Dataset rows about figures
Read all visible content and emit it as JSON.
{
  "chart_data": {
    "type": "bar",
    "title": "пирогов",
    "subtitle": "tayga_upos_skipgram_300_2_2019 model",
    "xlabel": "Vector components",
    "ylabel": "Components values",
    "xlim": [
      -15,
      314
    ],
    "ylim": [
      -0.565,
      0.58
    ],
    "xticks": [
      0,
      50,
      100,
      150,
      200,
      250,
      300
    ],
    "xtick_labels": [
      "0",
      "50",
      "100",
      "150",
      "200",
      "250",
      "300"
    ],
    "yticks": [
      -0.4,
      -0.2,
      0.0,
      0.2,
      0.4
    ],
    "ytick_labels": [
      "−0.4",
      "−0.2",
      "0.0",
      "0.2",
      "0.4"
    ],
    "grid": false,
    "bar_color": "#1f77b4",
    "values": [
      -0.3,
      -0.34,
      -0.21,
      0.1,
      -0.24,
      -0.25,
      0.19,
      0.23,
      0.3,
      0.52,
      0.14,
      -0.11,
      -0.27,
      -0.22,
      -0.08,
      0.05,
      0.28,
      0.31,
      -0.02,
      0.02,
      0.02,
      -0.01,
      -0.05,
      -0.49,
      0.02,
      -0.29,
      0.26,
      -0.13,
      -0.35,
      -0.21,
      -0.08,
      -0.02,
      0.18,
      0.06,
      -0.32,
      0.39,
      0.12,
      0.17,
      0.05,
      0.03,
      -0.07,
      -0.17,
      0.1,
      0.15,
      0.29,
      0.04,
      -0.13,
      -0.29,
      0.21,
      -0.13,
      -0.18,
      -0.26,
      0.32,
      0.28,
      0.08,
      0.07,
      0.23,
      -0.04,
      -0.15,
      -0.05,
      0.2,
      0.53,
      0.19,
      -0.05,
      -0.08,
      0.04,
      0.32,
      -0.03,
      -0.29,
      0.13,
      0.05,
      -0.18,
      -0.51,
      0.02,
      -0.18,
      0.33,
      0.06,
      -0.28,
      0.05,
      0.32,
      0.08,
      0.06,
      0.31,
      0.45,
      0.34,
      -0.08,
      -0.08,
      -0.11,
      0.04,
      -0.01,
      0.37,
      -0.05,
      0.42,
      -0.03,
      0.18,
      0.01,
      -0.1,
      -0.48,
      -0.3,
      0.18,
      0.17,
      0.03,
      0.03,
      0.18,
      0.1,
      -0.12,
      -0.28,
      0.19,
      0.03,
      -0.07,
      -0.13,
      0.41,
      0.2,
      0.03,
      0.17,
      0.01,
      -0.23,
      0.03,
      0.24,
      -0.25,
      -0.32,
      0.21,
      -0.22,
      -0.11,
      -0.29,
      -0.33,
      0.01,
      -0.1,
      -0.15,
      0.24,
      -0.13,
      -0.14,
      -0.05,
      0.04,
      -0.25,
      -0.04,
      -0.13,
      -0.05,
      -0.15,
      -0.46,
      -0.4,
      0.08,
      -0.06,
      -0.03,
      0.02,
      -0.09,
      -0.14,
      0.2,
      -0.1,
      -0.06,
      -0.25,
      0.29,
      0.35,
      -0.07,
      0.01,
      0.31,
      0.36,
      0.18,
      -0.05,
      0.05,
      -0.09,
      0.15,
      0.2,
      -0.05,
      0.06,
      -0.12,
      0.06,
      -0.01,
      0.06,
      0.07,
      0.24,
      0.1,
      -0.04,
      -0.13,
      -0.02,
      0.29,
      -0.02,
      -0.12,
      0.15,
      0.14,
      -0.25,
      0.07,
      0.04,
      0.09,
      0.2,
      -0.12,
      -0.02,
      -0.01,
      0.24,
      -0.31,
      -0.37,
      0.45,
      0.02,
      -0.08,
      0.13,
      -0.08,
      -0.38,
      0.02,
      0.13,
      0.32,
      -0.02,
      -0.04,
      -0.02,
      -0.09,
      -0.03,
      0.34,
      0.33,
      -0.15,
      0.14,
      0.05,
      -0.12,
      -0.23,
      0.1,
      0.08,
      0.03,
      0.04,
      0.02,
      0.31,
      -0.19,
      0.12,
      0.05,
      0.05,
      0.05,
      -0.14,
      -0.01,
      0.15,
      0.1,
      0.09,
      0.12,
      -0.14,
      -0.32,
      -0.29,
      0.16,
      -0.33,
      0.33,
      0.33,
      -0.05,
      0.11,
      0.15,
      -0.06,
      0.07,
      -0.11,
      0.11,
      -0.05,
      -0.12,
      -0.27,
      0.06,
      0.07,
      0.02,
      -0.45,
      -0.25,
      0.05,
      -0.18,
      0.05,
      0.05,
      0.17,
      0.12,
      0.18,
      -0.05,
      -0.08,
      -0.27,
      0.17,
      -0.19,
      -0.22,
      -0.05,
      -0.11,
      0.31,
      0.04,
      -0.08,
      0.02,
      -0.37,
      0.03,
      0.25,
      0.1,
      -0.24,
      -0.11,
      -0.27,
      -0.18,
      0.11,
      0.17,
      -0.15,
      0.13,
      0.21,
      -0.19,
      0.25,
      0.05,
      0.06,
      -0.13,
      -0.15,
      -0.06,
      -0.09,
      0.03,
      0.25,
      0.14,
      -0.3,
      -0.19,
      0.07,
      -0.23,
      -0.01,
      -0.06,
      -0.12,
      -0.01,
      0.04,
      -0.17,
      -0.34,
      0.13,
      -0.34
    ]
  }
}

* _Your instructions_: Copy out the full set of records precisely, leaving nothing out.

* _Response to this exercise_:
Read all visible content and emit it as JSON.
{
  "chart_data": {
    "type": "bar",
    "title": "пирогов",
    "subtitle": "tayga_upos_skipgram_300_2_2019 model",
    "xlabel": "Vector components",
    "ylabel": "Components values",
    "xlim": [
      -15,
      314
    ],
    "ylim": [
      -0.565,
      0.58
    ],
    "xticks": [
      0,
      50,
      100,
      150,
      200,
      250,
      300
    ],
    "xtick_labels": [
      "0",
      "50",
      "100",
      "150",
      "200",
      "250",
      "300"
    ],
    "yticks": [
      -0.4,
      -0.2,
      0.0,
      0.2,
      0.4
    ],
    "ytick_labels": [
      "−0.4",
      "−0.2",
      "0.0",
      "0.2",
      "0.4"
    ],
    "grid": false,
    "bar_color": "#1f77b4",
    "values": [
      -0.3,
      -0.34,
      -0.21,
      0.1,
      -0.24,
      -0.25,
      0.19,
      0.23,
      0.3,
      0.52,
      0.14,
      -0.11,
      -0.27,
      -0.22,
      -0.08,
      0.05,
      0.28,
      0.31,
      -0.02,
      0.02,
      0.02,
      -0.01,
      -0.05,
      -0.49,
      0.02,
      -0.29,
      0.26,
      -0.13,
      -0.35,
      -0.21,
      -0.08,
      -0.02,
      0.18,
      0.06,
      -0.32,
      0.39,
      0.12,
      0.17,
      0.05,
      0.03,
      -0.07,
      -0.17,
      0.1,
      0.15,
      0.29,
      0.04,
      -0.13,
      -0.29,
      0.21,
      -0.13,
      -0.18,
      -0.26,
      0.32,
      0.28,
      0.08,
      0.07,
      0.23,
      -0.04,
      -0.15,
      -0.05,
      0.2,
      0.53,
      0.19,
      -0.05,
      -0.08,
      0.04,
      0.32,
      -0.03,
      -0.29,
      0.13,
      0.05,
      -0.18,
      -0.51,
      0.02,
      -0.18,
      0.33,
      0.06,
      -0.28,
      0.05,
      0.32,
      0.08,
      0.06,
      0.31,
      0.45,
      0.34,
      -0.08,
      -0.08,
      -0.11,
      0.04,
      -0.01,
      0.37,
      -0.05,
      0.42,
      -0.03,
      0.18,
      0.01,
      -0.1,
      -0.48,
      -0.3,
      0.18,
      0.17,
      0.03,
      0.03,
      0.18,
      0.1,
      -0.12,
      -0.28,
      0.19,
      0.03,
      -0.07,
      -0.13,
      0.41,
      0.2,
      0.03,
      0.17,
      0.01,
      -0.23,
      0.03,
      0.24,
      -0.25,
      -0.32,
      0.21,
      -0.22,
      -0.11,
      -0.29,
      -0.33,
      0.01,
      -0.1,
      -0.15,
      0.24,
      -0.13,
      -0.14,
      -0.05,
      0.04,
      -0.25,
      -0.04,
      -0.13,
      -0.05,
      -0.15,
      -0.46,
      -0.4,
      0.08,
      -0.06,
      -0.03,
      0.02,
      -0.09,
      -0.14,
      0.2,
      -0.1,
      -0.06,
      -0.25,
      0.29,
      0.35,
      -0.07,
      0.01,
      0.31,
      0.36,
      0.18,
      -0.05,
      0.05,
      -0.09,
      0.15,
      0.2,
      -0.05,
      0.06,
      -0.12,
      0.06,
      -0.01,
      0.06,
      0.07,
      0.24,
      0.1,
      -0.04,
      -0.13,
      -0.02,
      0.29,
      -0.02,
      -0.12,
      0.15,
      0.14,
      -0.25,
      0.07,
      0.04,
      0.09,
      0.2,
      -0.12,
      -0.02,
      -0.01,
      0.24,
      -0.31,
      -0.37,
      0.45,
      0.02,
      -0.08,
      0.13,
      -0.08,
      -0.38,
      0.02,
      0.13,
      0.32,
      -0.02,
      -0.04,
      -0.02,
      -0.09,
      -0.03,
      0.34,
      0.33,
      -0.15,
      0.14,
      0.05,
      -0.12,
      -0.23,
      0.1,
      0.08,
      0.03,
      0.04,
      0.02,
      0.31,
      -0.19,
      0.12,
      0.05,
      0.05,
      0.05,
      -0.14,
      -0.01,
      0.15,
      0.1,
      0.09,
      0.12,
      -0.14,
      -0.32,
      -0.29,
      0.16,
      -0.33,
      0.33,
      0.33,
      -0.05,
      0.11,
      0.15,
      -0.06,
      0.07,
      -0.11,
      0.11,
      -0.05,
      -0.12,
      -0.27,
      0.06,
      0.07,
      0.02,
      -0.45,
      -0.25,
      0.05,
      -0.18,
      0.05,
      0.05,
      0.17,
      0.12,
      0.18,
      -0.05,
      -0.08,
      -0.27,
      0.17,
      -0.19,
      -0.22,
      -0.05,
      -0.11,
      0.31,
      0.04,
      -0.08,
      0.02,
      -0.37,
      0.03,
      0.25,
      0.1,
      -0.24,
      -0.11,
      -0.27,
      -0.18,
      0.11,
      0.17,
      -0.15,
      0.13,
      0.21,
      -0.19,
      0.25,
      0.05,
      0.06,
      -0.13,
      -0.15,
      -0.06,
      -0.09,
      0.03,
      0.25,
      0.14,
      -0.3,
      -0.19,
      0.07,
      -0.23,
      -0.01,
      -0.06,
      -0.12,
      -0.01,
      0.04,
      -0.17,
      -0.34,
      0.13,
      -0.34
    ]
  }
}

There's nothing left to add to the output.